(THE EXERCISE) List each line in which the string "true" appears.

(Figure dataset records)
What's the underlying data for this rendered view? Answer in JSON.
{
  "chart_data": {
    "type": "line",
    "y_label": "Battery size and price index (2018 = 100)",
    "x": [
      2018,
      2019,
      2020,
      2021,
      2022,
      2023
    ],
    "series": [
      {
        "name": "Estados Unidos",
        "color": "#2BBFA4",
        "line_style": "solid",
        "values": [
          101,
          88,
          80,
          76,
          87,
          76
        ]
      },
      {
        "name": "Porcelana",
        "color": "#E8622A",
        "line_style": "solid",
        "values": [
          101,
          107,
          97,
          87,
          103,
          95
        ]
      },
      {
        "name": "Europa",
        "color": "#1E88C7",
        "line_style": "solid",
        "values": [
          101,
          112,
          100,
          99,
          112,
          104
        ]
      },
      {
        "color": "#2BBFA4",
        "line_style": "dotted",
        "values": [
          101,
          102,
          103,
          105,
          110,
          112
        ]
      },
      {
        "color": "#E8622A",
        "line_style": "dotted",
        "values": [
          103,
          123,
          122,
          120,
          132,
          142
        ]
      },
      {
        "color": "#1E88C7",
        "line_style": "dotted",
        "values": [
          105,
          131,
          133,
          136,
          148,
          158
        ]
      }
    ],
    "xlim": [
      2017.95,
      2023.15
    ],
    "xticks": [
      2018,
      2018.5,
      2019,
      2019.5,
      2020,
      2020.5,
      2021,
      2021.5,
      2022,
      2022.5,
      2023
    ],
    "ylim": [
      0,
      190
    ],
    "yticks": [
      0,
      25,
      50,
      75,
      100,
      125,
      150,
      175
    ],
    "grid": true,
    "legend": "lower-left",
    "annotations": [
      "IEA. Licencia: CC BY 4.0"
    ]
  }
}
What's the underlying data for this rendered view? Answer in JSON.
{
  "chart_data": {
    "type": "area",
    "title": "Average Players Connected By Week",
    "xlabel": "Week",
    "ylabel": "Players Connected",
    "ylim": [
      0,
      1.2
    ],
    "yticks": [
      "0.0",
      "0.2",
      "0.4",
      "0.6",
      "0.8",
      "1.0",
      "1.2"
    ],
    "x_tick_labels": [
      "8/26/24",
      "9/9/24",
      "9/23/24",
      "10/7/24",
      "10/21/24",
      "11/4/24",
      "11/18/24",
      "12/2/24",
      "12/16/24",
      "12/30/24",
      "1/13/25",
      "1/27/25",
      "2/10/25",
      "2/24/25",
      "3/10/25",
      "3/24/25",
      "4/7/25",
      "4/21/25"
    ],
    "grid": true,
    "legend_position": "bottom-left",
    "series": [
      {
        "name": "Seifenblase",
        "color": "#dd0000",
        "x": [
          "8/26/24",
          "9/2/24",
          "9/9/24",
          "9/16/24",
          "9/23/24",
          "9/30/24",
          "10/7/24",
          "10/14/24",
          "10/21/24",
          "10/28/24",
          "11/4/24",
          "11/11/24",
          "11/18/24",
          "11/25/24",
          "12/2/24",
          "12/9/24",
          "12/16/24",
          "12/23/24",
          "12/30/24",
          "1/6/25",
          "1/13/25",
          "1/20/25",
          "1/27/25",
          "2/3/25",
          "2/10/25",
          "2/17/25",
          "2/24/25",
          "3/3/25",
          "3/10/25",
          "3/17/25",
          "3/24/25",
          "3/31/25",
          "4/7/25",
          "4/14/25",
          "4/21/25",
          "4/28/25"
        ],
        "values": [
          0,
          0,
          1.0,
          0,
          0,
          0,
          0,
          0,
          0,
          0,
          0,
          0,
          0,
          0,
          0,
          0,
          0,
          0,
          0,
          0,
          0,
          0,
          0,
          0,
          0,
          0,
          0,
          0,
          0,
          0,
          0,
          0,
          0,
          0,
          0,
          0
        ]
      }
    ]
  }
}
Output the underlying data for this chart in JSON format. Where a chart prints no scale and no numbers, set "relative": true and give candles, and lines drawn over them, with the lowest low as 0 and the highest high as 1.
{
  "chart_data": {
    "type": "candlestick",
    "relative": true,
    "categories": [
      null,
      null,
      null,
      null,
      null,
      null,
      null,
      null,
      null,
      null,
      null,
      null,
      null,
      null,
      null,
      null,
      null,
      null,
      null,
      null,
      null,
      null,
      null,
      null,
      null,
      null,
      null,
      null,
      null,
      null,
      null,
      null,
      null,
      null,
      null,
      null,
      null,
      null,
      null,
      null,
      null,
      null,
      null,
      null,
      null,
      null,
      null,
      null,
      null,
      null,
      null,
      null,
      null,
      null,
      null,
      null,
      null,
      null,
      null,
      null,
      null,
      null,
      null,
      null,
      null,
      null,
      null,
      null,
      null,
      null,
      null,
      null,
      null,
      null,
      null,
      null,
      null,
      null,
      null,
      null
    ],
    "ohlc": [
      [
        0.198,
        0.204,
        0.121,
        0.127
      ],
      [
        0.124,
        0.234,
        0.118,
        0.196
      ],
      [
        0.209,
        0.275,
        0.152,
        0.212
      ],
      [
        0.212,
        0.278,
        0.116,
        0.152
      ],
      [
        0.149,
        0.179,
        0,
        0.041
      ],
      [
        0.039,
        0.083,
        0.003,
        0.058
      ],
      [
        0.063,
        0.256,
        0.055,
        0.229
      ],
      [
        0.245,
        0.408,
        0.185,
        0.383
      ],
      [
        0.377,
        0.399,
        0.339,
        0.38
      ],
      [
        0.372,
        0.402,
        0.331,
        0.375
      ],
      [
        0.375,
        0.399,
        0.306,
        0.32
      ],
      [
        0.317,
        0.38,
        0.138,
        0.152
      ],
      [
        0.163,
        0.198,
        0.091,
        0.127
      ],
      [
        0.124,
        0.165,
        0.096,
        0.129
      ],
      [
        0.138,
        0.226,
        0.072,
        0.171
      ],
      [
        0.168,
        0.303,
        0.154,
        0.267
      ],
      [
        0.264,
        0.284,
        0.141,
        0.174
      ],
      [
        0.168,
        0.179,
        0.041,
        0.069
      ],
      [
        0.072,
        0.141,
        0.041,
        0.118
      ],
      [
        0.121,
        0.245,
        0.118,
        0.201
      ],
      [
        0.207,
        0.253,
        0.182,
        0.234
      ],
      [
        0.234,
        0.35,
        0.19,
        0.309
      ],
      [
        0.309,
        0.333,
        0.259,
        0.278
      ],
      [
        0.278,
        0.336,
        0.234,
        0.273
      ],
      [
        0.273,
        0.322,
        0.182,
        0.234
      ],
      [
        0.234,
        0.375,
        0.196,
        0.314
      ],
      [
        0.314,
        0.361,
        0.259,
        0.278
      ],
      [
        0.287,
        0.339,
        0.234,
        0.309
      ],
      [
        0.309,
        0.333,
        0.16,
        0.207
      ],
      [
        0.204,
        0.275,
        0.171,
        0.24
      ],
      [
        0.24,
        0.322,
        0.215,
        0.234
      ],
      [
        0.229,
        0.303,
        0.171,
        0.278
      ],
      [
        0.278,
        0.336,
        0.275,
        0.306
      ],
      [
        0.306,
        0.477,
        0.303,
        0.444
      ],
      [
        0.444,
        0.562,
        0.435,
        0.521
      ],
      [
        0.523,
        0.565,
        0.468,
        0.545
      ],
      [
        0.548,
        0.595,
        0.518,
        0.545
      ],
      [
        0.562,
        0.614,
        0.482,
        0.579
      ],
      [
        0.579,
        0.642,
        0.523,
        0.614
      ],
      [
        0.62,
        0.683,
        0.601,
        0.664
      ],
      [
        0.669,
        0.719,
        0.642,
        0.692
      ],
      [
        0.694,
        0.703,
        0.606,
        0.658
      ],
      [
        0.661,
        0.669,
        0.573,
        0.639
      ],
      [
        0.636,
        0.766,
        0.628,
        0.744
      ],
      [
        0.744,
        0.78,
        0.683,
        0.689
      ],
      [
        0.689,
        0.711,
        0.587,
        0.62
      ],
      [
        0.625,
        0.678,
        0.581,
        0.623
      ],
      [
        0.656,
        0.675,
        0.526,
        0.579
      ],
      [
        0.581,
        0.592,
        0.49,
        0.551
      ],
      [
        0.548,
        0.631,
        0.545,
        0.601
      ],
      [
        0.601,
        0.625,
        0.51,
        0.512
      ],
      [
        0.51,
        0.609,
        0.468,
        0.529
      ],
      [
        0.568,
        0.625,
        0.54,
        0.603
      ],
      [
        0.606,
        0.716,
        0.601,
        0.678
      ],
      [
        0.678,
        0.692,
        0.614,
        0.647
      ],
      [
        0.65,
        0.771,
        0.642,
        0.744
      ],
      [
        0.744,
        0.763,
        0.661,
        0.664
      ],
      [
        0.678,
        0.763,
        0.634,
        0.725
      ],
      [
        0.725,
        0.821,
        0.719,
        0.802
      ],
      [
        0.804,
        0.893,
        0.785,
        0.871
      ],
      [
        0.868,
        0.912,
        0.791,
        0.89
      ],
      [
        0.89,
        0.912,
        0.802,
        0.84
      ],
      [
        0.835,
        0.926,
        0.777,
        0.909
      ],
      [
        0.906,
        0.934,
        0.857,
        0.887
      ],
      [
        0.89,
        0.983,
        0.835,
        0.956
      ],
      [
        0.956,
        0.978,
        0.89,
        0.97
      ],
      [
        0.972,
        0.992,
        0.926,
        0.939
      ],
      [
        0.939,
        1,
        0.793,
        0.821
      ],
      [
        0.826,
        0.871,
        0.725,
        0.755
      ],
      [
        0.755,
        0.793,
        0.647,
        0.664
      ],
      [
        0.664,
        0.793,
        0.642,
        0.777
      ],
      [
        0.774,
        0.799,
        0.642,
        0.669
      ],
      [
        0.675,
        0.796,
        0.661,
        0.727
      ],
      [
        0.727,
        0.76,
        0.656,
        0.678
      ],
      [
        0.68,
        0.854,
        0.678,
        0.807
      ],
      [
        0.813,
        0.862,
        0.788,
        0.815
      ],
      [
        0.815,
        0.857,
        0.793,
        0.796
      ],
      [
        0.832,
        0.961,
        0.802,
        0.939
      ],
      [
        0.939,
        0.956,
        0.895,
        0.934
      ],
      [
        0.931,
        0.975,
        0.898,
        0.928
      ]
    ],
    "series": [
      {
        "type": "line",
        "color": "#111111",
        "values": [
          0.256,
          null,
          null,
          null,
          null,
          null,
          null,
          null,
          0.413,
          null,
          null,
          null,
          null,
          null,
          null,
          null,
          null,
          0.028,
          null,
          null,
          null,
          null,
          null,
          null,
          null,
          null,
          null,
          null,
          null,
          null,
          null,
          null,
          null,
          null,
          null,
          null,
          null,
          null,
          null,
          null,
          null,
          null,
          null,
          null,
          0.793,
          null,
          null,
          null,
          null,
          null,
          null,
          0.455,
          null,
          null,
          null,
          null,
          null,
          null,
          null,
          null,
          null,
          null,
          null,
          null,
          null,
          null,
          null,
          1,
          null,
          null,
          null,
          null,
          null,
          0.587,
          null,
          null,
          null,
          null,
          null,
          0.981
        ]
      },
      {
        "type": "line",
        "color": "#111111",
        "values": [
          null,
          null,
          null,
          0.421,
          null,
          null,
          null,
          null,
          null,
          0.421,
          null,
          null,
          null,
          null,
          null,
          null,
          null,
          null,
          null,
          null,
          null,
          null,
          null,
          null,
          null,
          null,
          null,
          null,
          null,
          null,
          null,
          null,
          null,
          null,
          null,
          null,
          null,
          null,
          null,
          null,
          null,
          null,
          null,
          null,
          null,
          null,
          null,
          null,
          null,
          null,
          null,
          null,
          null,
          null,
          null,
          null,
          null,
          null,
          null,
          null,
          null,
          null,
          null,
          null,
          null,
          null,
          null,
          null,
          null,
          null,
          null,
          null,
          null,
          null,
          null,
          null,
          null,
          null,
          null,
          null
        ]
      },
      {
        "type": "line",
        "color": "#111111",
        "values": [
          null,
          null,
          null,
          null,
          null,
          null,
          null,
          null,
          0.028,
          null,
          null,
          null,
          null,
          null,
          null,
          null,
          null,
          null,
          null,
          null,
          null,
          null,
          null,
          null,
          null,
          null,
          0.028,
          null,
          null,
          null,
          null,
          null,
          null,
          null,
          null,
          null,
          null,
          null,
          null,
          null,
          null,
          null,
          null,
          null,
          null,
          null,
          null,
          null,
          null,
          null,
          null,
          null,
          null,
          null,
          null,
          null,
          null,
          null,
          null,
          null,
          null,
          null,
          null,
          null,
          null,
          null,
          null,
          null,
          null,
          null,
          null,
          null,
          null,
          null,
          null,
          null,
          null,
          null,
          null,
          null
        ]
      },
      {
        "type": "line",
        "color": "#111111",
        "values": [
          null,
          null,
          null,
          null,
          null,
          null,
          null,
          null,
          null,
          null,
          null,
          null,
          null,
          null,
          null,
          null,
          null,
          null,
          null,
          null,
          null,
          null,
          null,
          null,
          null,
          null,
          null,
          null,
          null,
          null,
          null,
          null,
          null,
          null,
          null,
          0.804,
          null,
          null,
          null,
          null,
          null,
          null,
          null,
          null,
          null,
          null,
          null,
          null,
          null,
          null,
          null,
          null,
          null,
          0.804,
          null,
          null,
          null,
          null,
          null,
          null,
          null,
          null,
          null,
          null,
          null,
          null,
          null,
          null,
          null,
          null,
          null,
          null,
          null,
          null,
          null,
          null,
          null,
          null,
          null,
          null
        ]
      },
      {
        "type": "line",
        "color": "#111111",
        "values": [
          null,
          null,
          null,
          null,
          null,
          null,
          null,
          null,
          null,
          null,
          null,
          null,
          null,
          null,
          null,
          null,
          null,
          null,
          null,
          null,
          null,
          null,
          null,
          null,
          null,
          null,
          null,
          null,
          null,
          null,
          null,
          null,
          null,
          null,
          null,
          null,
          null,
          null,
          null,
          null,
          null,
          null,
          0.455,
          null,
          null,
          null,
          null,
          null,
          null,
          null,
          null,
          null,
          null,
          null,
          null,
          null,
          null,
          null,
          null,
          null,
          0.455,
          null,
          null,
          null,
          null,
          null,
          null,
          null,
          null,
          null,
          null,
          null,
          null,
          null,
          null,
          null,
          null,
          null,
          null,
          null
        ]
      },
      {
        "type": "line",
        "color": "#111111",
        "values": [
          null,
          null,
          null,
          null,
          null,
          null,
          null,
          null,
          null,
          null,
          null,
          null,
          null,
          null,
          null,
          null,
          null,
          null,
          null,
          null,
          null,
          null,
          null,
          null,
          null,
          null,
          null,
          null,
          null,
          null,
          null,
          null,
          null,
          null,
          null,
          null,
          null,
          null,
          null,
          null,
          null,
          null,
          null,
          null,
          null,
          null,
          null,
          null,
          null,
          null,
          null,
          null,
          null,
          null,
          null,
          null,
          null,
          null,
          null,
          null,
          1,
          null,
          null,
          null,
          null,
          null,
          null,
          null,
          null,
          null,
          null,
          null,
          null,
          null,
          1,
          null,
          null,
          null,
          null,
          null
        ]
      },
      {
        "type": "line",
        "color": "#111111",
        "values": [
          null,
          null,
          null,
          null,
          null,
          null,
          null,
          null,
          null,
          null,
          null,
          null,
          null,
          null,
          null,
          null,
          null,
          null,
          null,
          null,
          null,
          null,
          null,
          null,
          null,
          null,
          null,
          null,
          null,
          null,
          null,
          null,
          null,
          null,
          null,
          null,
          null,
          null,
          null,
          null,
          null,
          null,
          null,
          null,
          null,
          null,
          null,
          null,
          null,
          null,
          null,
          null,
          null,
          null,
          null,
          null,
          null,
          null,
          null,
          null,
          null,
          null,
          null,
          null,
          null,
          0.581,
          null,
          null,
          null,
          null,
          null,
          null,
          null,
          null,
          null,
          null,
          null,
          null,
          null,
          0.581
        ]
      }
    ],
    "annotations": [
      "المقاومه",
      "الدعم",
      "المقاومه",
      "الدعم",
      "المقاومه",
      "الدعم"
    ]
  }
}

(THE RESPONSE)
    "grid": true,
    "grid": true,
Output the underlying data for this chart in JSON format. Where a chart prints no scale and no numbers, set "relative": true and give candles, and lines drawn over them, with the lowest low as 0 and the highest high as 1.
    "relative": true,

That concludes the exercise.